Collected data
◇ ◇ ◇ ◇ ◇ ◇ ◇
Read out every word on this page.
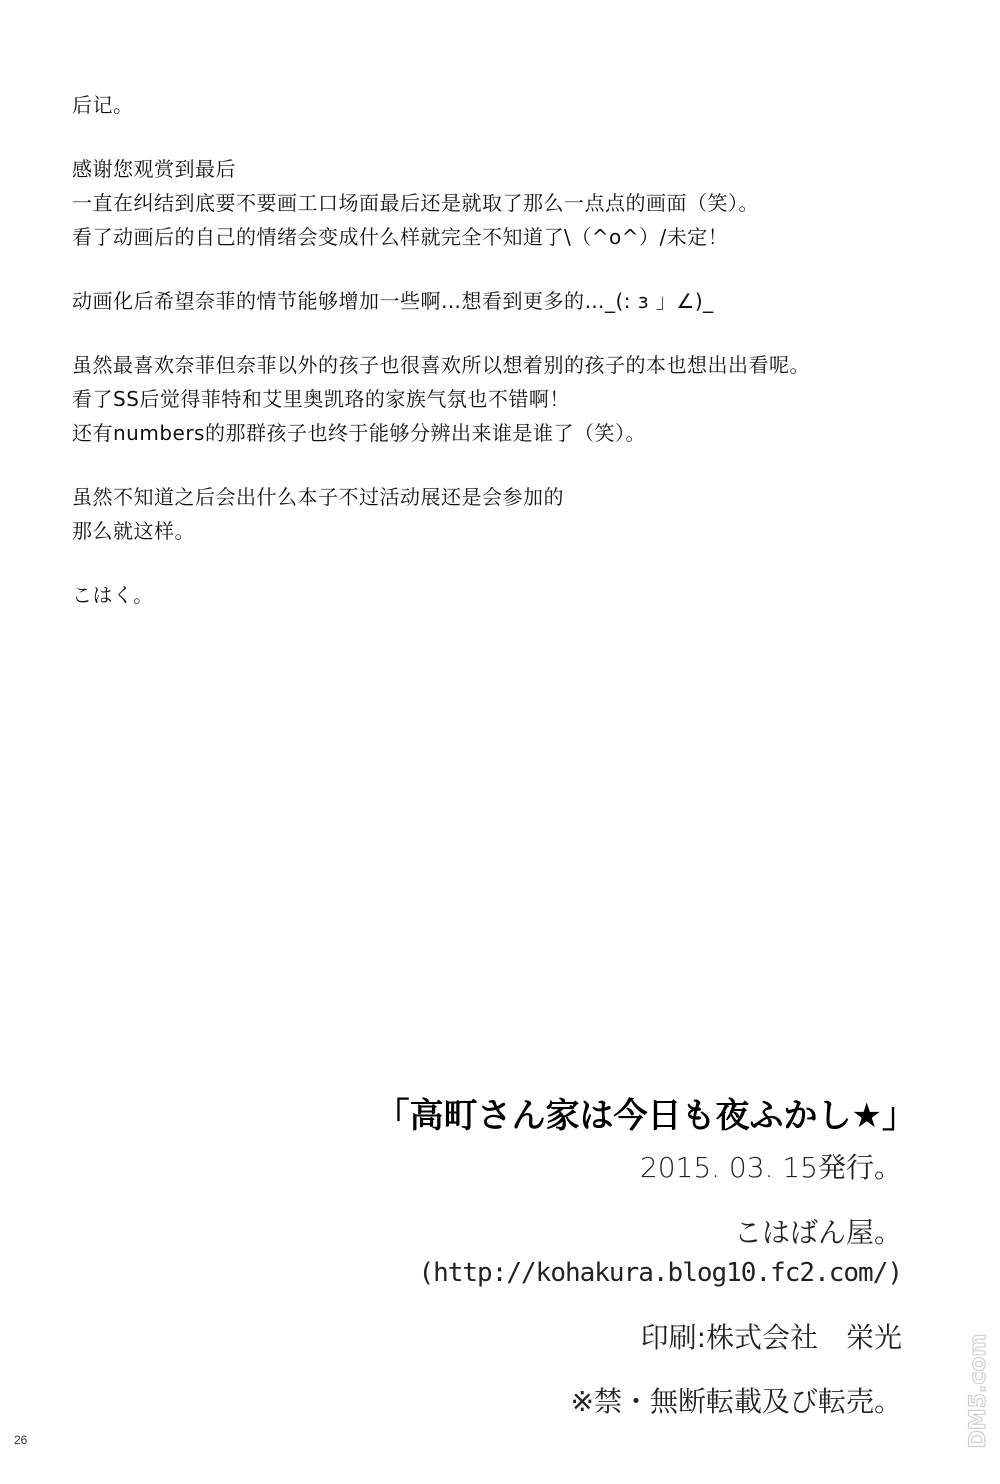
后记。
感谢您观赏到最后
一直在纠结到底要不要画工口场面最后还是就取了那么一点点的画面（笑）。
看了动画后的自己的情绪会变成什么样就完全不知道了\（^o^）/未定！
动画化后希望奈菲的情节能够增加一些啊…想看到更多的…_(: з 」∠)_
虽然最喜欢奈菲但奈菲以外的孩子也很喜欢所以想着别的孩子的本也想出出看呢。
看了SS后觉得菲特和艾里奥凯珞的家族气氛也不错啊！
还有numbers的那群孩子也终于能够分辨出来谁是谁了（笑）。
虽然不知道之后会出什么本子不过活动展还是会参加的
那么就这样。
こはく。
「高町さん家は今日も夜ふかし★」
2015. 03. 15発行。
こはばん屋。
(http://kohakura.blog10.fc2.com/)
印刷:株式会社　栄光
※禁・無断転載及び転売。
26	DM5.com
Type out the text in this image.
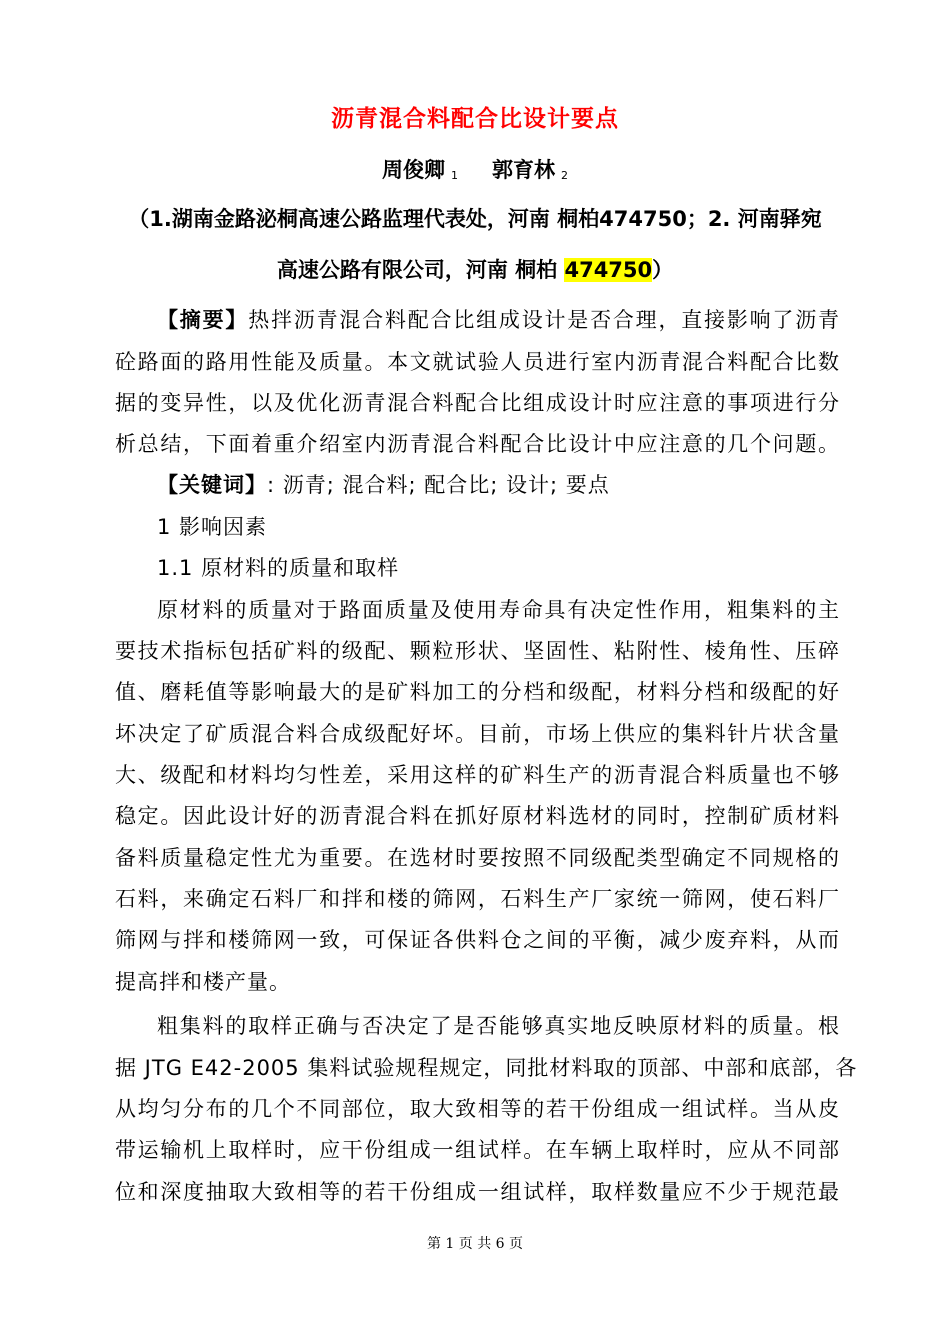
沥青混合料配合比设计要点
周俊卿 $_1$ 郭育林 $_2$
（1.湖南金路泌桐高速公路监理代表处，河南 桐柏474750；2. 河南驿宛
高速公路有限公司，河南 桐柏 474750）
【摘要】热拌沥青混合料配合比组成设计是否合理，直接影响了沥青
砼路面的路用性能及质量。本文就试验人员进行室内沥青混合料配合比数
据的变异性，以及优化沥青混合料配合比组成设计时应注意的事项进行分
析总结，下面着重介绍室内沥青混合料配合比设计中应注意的几个问题。
【关键词】: 沥青; 混合料; 配合比; 设计; 要点
1 影响因素
1.1 原材料的质量和取样
原材料的质量对于路面质量及使用寿命具有决定性作用，粗集料的主
要技术指标包括矿料的级配、颗粒形状、坚固性、粘附性、棱角性、压碎
值、磨耗值等影响最大的是矿料加工的分档和级配，材料分档和级配的好
坏决定了矿质混合料合成级配好坏。目前，市场上供应的集料针片状含量
大、级配和材料均匀性差，采用这样的矿料生产的沥青混合料质量也不够
稳定。因此设计好的沥青混合料在抓好原材料选材的同时，控制矿质材料
备料质量稳定性尤为重要。在选材时要按照不同级配类型确定不同规格的
石料，来确定石料厂和拌和楼的筛网，石料生产厂家统一筛网，使石料厂
筛网与拌和楼筛网一致，可保证各供料仓之间的平衡，减少废弃料，从而
提高拌和楼产量。
粗集料的取样正确与否决定了是否能够真实地反映原材料的质量。根
据 JTG E42-2005 集料试验规程规定，同批材料取的顶部、中部和底部，各
从均匀分布的几个不同部位，取大致相等的若干份组成一组试样。当从皮
带运输机上取样时，应干份组成一组试样。在车辆上取样时，应从不同部
位和深度抽取大致相等的若干份组成一组试样，取样数量应不少于规范最
第 1 页 共 6 页
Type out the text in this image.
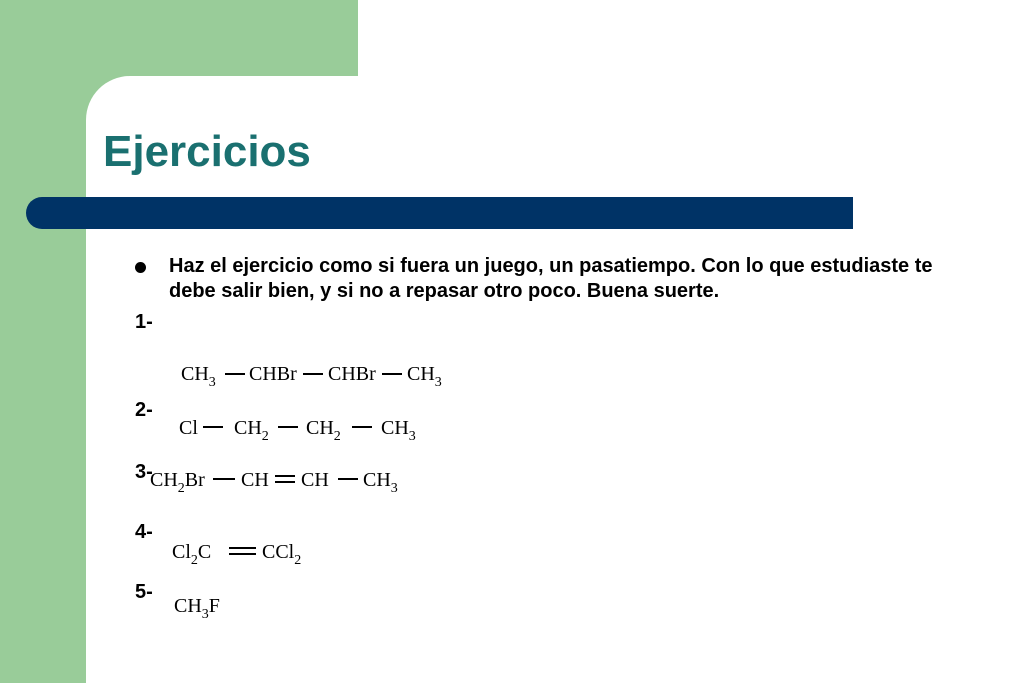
Ejercicios

Haz el ejercicio como si fuera un juego, un pasatiempo. Con lo que estudiaste te debe salir bien, y si no a repasar otro poco. Buena suerte.

1-
$CH_3$ CHBr CHBr $CH_3$
2-
Cl $CH_2$ $CH_2$ $CH_3$
3-
$CH_2Br$ CH CH $CH_3$
4-
$Cl_2C$	CCl$_2$
5-
$CH_3F$
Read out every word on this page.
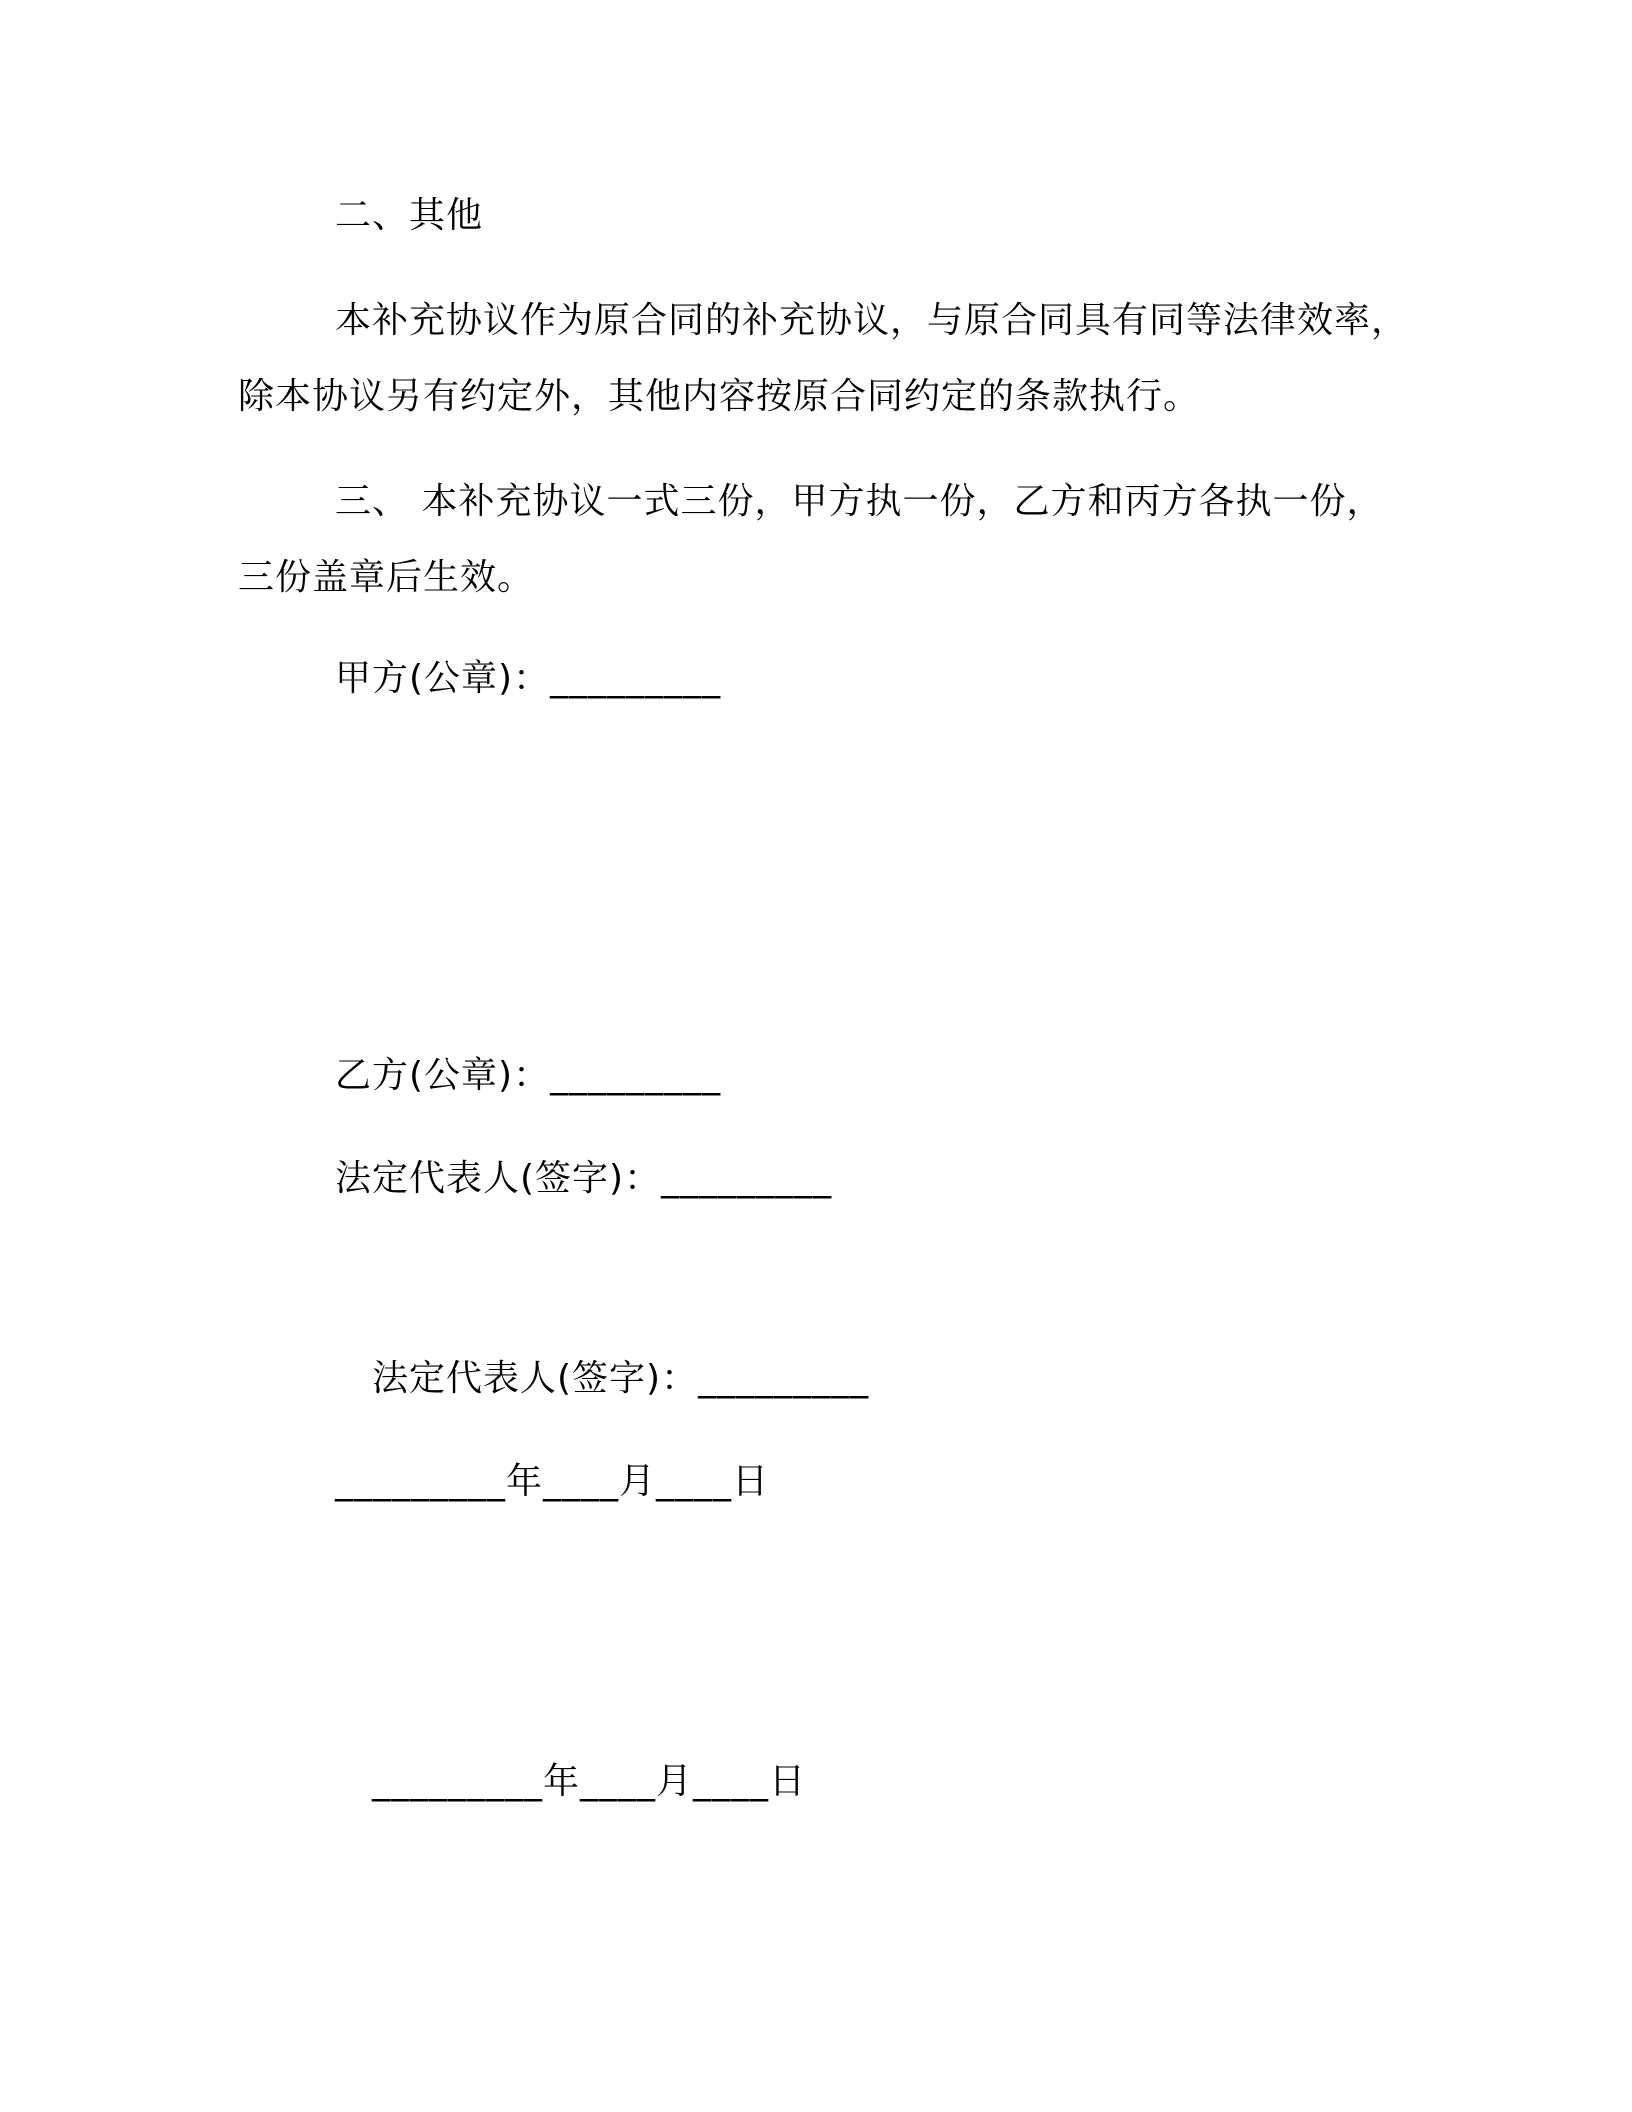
二、其他
本补充协议作为原合同的补充协议，与原合同具有同等法律效率，
除本协议另有约定外，其他内容按原合同约定的条款执行。
三、 本补充协议一式三份，甲方执一份，乙方和丙方各执一份，
三份盖章后生效。
甲方(公章)：_________
乙方(公章)：_________
法定代表人(签字)：_________
法定代表人(签字)：_________
_________年____月____日
_________年____月____日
◇ ◇ ◇ ◇ ◇ ◇ ◇
Exercise objective >> Print the records word for word and exclude any picture they hold.

Task answer >>
Read out every word on this page.
后记。
感谢您观赏到最后
一直在纠结到底要不要画工口场面最后还是就取了那么一点点的画面（笑）。
看了动画后的自己的情绪会变成什么样就完全不知道了\（^o^）/未定！
动画化后希望奈菲的情节能够增加一些啊…想看到更多的…_(: з 」∠)_
虽然最喜欢奈菲但奈菲以外的孩子也很喜欢所以想着别的孩子的本也想出出看呢。
看了SS后觉得菲特和艾里奥凯珞的家族气氛也不错啊！
还有numbers的那群孩子也终于能够分辨出来谁是谁了（笑）。
虽然不知道之后会出什么本子不过活动展还是会参加的
那么就这样。
こはく。
「高町さん家は今日も夜ふかし★」
2015. 03. 15発行。
こはばん屋。
(http://kohakura.blog10.fc2.com/)
印刷:株式会社　栄光
※禁・無断転載及び転売。
26	DM5.com
Type out the text in this image.
沥青混合料配合比设计要点
周俊卿 $_1$ 郭育林 $_2$
（1.湖南金路泌桐高速公路监理代表处，河南 桐柏474750；2. 河南驿宛
高速公路有限公司，河南 桐柏 474750）
【摘要】热拌沥青混合料配合比组成设计是否合理，直接影响了沥青
砼路面的路用性能及质量。本文就试验人员进行室内沥青混合料配合比数
据的变异性，以及优化沥青混合料配合比组成设计时应注意的事项进行分
析总结，下面着重介绍室内沥青混合料配合比设计中应注意的几个问题。
【关键词】: 沥青; 混合料; 配合比; 设计; 要点
1 影响因素
1.1 原材料的质量和取样
原材料的质量对于路面质量及使用寿命具有决定性作用，粗集料的主
要技术指标包括矿料的级配、颗粒形状、坚固性、粘附性、棱角性、压碎
值、磨耗值等影响最大的是矿料加工的分档和级配，材料分档和级配的好
坏决定了矿质混合料合成级配好坏。目前，市场上供应的集料针片状含量
大、级配和材料均匀性差，采用这样的矿料生产的沥青混合料质量也不够
稳定。因此设计好的沥青混合料在抓好原材料选材的同时，控制矿质材料
备料质量稳定性尤为重要。在选材时要按照不同级配类型确定不同规格的
石料，来确定石料厂和拌和楼的筛网，石料生产厂家统一筛网，使石料厂
筛网与拌和楼筛网一致，可保证各供料仓之间的平衡，减少废弃料，从而
提高拌和楼产量。
粗集料的取样正确与否决定了是否能够真实地反映原材料的质量。根
据 JTG E42-2005 集料试验规程规定，同批材料取的顶部、中部和底部，各
从均匀分布的几个不同部位，取大致相等的若干份组成一组试样。当从皮
带运输机上取样时，应干份组成一组试样。在车辆上取样时，应从不同部
位和深度抽取大致相等的若干份组成一组试样，取样数量应不少于规范最
第 1 页 共 6 页
Type out the text in this image.
Ejercicios

Haz el ejercicio como si fuera un juego, un pasatiempo. Con lo que estudiaste te debe salir bien, y si no a repasar otro poco. Buena suerte.

1-
$CH_3$ CHBr CHBr $CH_3$
2-
Cl $CH_2$ $CH_2$ $CH_3$
3-
$CH_2Br$ CH CH $CH_3$
4-
$Cl_2C$	CCl$_2$
5-
$CH_3F$
Read out every word on this page.
二、其他
本补充协议作为原合同的补充协议，与原合同具有同等法律效率，
除本协议另有约定外，其他内容按原合同约定的条款执行。
三、 本补充协议一式三份，甲方执一份，乙方和丙方各执一份，
三份盖章后生效。
甲方(公章)：_________
乙方(公章)：_________
法定代表人(签字)：_________
法定代表人(签字)：_________
_________年____月____日
_________年____月____日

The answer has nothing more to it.